» Text block:
= Beginning of Section =

Features of the Responses of the Protective Systems of the Brain in Adult Rats to Stressors and Lipopolysaccharide

Abstract

Susceptibility and resistance to depression is determined by the actions of the stimuli provoking it, including stressors and inflammatory processes, as well as the activity of the body’s protective systems, such as neurotrophins and antiapoptotic proteins. To clarify the effects of stressor and proinflammatory actions inducing a depression-like state on these protective mechanisms, we studied the role of the level of mRNA for brain-derived neurotrophic factor (BDNF) and antiapoptotic protein Bcl-xL in parts of the brain in adult male rats after 14 days of stressor (forced swimming or restricted mobility) or proinflammatory (administration of lipopolysaccharide, LPS) treatments. Both stressors significantly decreased BDNF expression in the midbrain; the decrease in neurotrophin expression in the cortex was significant after swimming but at the level of a tendency after restriction of mobility. After LPS, the level of BDNF mRNA decreased significantly in the hippocampus, but not in the midbrain – the areas in which stressors have influences. Both stressors increased Bcl-xL mRNA levels in the brainstem but produced reductions in the midbrain, with no change in other areas. LPS had no effect on Bcl-xL expression in most areas but decreased it in the brainstem, where the level of this transcript correlated negatively with the adrenal index. Overall, stressor and proinflammatory treatments induced changes in Bcl-xL expression unique to each treatment and even in opposite directions (in the brainstem). The prodepressive actions of both LPS and stressors were associated with decreases in BDNF expression located in brain areas specific for each treatment: in the hippocampus in the case of LPS and in the midbrain and prefrontal cortex in the case of stressors. These features of the responses of BDNF and Bcl-xL point to significant differences in the pathways of induction of psychoemotional pathology by stress and activation of inflammation.

= End of Section =

» Entries provided:

= Beginning of Section =

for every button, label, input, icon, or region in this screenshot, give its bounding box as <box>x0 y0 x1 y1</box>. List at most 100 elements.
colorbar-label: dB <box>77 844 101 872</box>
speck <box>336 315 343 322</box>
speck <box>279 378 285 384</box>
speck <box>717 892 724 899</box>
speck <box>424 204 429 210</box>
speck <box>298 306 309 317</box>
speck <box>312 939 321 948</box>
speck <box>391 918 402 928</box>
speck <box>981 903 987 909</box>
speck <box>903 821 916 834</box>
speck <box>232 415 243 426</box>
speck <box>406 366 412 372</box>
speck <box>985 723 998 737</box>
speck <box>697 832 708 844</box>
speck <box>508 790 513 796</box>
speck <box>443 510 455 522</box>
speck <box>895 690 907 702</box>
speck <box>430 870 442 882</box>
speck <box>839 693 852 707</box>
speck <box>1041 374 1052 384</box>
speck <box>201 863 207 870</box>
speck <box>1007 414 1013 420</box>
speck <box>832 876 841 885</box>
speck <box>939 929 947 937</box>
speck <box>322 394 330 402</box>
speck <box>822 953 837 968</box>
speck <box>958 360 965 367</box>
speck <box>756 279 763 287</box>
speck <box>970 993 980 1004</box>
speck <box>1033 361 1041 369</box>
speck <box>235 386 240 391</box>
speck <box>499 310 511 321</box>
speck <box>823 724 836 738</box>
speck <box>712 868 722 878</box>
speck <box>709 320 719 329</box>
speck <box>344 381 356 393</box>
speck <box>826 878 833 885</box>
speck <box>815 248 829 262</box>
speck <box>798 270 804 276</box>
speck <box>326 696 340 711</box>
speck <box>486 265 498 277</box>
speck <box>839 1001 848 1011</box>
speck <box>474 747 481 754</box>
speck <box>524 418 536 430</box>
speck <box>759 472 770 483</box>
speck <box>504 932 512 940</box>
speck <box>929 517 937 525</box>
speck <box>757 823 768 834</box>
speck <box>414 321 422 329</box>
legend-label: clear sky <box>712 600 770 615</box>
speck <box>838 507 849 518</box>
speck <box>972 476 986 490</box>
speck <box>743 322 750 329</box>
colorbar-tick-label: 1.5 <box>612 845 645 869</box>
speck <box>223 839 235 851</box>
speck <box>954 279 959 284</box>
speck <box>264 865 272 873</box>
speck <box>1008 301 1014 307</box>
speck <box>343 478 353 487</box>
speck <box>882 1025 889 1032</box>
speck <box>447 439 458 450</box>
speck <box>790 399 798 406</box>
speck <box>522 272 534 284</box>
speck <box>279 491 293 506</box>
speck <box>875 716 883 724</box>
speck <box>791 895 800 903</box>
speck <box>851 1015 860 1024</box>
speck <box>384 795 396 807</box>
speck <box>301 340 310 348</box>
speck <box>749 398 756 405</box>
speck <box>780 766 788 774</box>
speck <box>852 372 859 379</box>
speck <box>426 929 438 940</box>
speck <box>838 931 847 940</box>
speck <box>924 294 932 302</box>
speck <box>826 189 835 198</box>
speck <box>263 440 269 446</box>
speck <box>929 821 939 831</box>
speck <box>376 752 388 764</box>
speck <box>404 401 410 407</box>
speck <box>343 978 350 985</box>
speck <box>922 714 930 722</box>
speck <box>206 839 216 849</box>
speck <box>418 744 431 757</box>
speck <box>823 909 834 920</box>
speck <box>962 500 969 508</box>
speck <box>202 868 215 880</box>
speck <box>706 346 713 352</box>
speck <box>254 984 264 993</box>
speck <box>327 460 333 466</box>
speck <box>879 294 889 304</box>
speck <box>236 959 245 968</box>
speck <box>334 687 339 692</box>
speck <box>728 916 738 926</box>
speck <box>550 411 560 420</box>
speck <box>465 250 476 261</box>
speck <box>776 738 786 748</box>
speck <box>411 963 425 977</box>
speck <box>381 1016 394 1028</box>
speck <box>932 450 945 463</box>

= End of Section =

Summarize the abstract on brain protective systems in rats in two sentences. The records were drawn from a separate source.

In adult male rats given 14 days of forced swimming, restricted mobility, or lipopolysaccharide (LPS), the stressors decreased BDNF expression in the midbrain and prefrontal cortex while LPS decreased it in the hippocampus, and changes in Bcl-xL expression were unique to each treatment and even opposite in the brainstem. These features of the BDNF and Bcl-xL responses point to significant differences in the pathways by which stress and activation of inflammation induce psychoemotional pathology.